::: Extracted entries :::
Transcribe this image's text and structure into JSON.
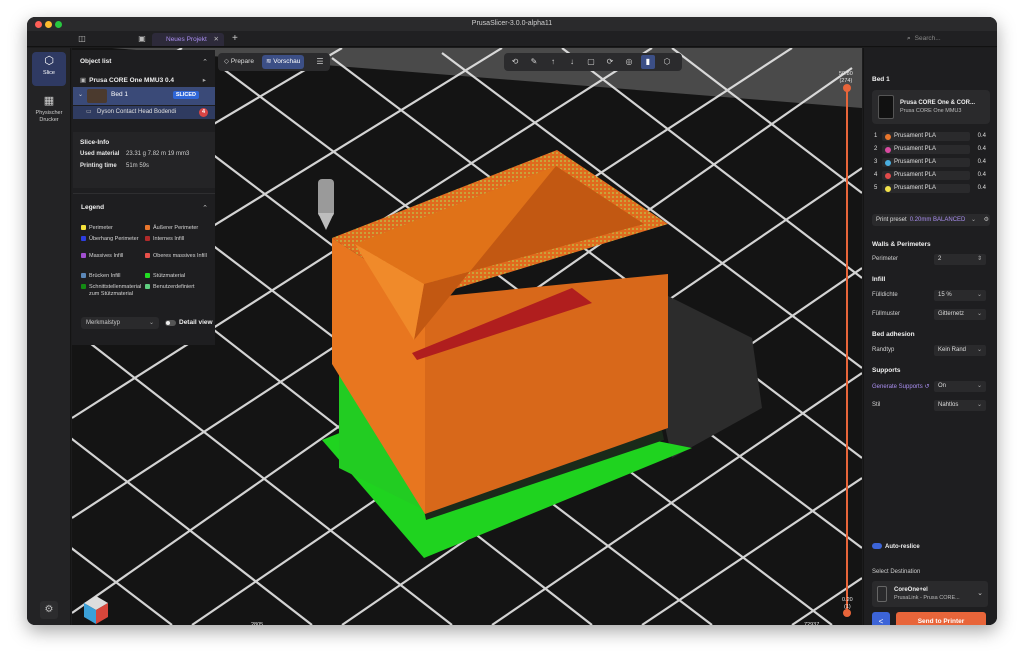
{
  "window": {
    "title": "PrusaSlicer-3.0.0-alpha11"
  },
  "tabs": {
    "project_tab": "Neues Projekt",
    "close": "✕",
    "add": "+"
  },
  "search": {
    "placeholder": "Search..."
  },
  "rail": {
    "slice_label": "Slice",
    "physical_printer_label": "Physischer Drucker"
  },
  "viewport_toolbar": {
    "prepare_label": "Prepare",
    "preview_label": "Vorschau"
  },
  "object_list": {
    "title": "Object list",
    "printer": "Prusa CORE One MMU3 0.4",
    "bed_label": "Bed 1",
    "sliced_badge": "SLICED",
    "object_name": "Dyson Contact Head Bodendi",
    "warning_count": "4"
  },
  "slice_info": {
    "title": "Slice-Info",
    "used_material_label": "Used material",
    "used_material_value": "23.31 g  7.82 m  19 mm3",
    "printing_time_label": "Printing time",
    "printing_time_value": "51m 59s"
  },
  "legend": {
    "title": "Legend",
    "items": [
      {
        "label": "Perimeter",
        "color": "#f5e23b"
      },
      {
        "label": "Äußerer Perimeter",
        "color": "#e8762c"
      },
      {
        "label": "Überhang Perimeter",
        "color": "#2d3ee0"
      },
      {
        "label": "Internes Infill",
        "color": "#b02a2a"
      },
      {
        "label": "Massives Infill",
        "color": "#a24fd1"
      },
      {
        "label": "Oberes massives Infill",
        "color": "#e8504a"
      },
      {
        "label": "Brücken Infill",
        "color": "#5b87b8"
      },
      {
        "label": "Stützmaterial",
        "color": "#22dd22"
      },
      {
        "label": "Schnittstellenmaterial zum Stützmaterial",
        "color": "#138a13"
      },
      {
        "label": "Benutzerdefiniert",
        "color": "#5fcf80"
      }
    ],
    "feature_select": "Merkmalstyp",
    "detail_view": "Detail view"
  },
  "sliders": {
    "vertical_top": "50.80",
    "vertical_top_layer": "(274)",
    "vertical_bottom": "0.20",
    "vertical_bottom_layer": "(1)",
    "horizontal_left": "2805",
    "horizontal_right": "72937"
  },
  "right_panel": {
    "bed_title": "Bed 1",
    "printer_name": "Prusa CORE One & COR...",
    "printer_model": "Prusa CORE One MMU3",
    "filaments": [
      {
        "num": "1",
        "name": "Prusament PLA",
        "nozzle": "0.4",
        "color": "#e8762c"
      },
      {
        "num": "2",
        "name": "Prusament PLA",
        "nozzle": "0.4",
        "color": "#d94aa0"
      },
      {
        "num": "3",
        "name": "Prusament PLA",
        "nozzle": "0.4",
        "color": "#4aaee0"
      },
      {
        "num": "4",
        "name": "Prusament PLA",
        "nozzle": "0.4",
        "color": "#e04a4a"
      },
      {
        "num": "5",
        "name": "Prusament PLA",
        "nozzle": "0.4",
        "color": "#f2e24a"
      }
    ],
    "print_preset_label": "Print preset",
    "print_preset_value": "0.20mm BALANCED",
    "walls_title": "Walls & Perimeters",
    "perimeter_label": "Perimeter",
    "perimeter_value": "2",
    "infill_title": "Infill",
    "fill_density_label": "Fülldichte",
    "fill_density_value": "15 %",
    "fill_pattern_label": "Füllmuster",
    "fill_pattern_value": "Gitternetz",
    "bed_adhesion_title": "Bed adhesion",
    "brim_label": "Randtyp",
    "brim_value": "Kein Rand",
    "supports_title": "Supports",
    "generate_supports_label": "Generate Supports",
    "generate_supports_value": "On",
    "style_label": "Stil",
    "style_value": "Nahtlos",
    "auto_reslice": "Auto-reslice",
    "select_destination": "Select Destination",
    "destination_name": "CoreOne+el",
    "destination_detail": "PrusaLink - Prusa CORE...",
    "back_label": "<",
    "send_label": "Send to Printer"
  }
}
:::
::: Extracted entries :::
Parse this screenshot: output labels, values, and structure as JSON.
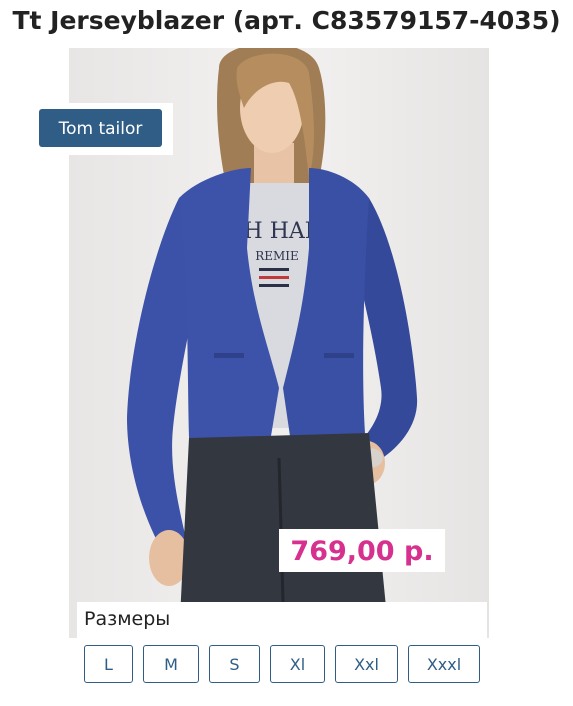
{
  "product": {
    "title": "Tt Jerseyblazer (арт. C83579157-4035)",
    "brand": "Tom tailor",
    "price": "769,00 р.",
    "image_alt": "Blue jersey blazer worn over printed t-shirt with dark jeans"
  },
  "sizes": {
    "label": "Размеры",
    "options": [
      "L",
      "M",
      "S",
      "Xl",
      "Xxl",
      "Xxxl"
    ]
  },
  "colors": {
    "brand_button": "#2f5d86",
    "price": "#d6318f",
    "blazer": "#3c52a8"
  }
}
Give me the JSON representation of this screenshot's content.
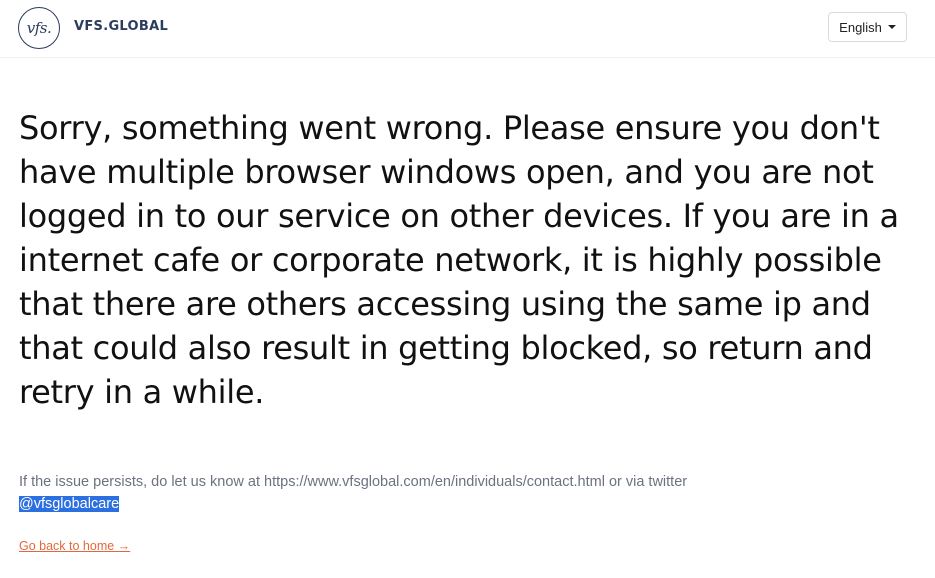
:::
::: Extracted entries :::
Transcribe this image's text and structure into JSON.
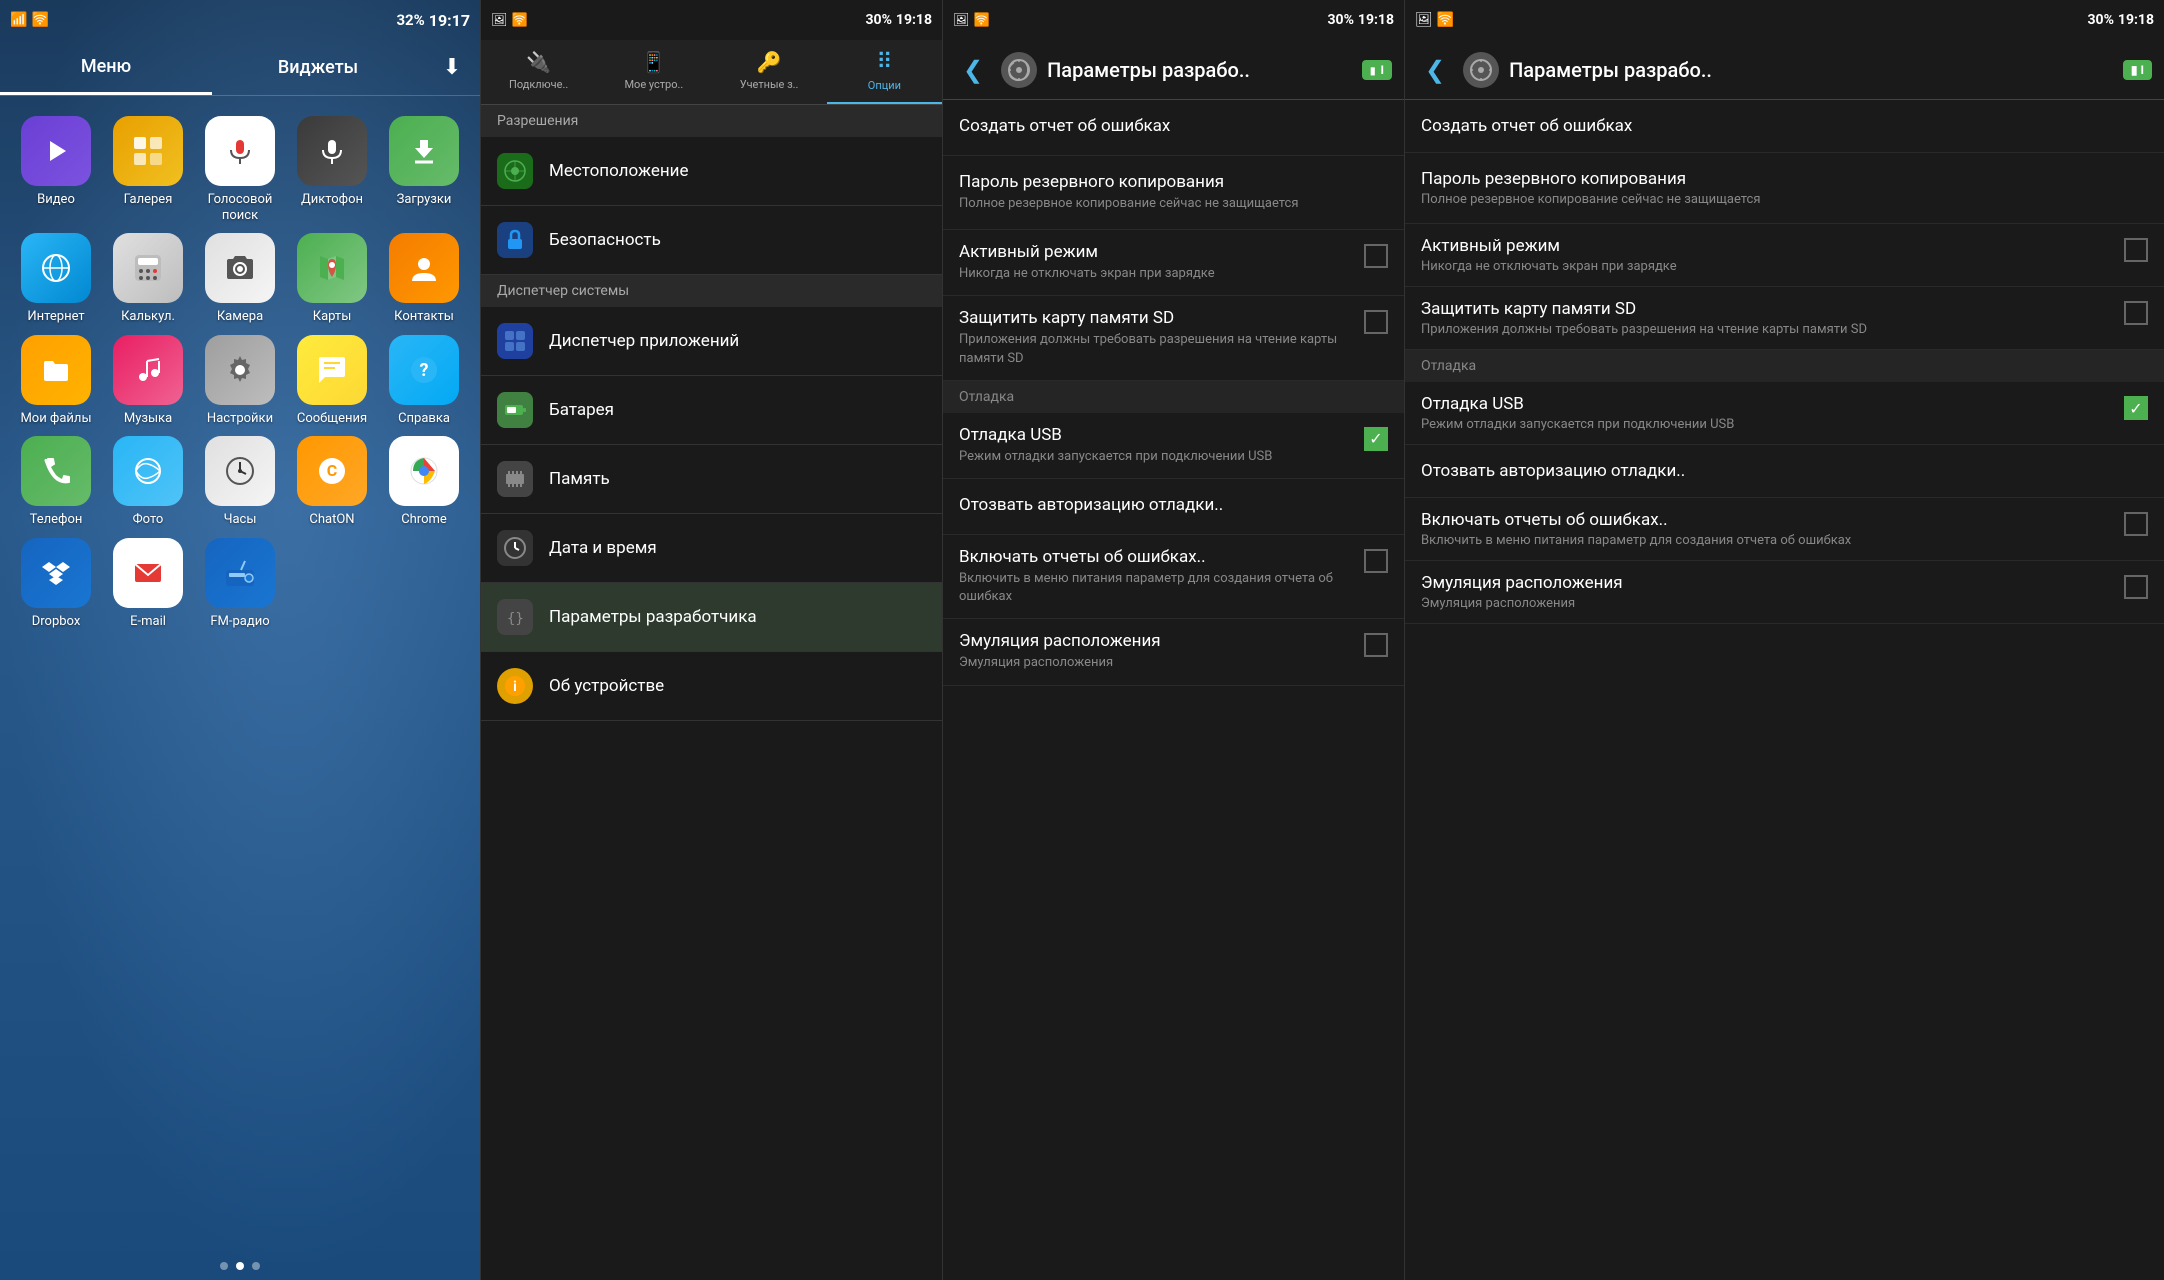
:::
Output nothing except the lines from the one containing "Parse this screenshot: output" through the one containing "Give me the", both kept, with the pictures removed.

Response
Parse this screenshot: output labels, values, and structure as JSON.
{
  "product": {
    "title": "Tt Jerseyblazer (арт. C83579157-4035)",
    "brand": "Tom tailor",
    "price": "769,00 р.",
    "image_alt": "Blue jersey blazer worn over printed t-shirt with dark jeans"
  },
  "sizes": {
    "label": "Размеры",
    "options": [
      "L",
      "M",
      "S",
      "Xl",
      "Xxl",
      "Xxxl"
    ]
  },
  "colors": {
    "brand_button": "#2f5d86",
    "price": "#d6318f",
    "blazer": "#3c52a8"
  }
}
Give me the JSON representation of this screenshot's content.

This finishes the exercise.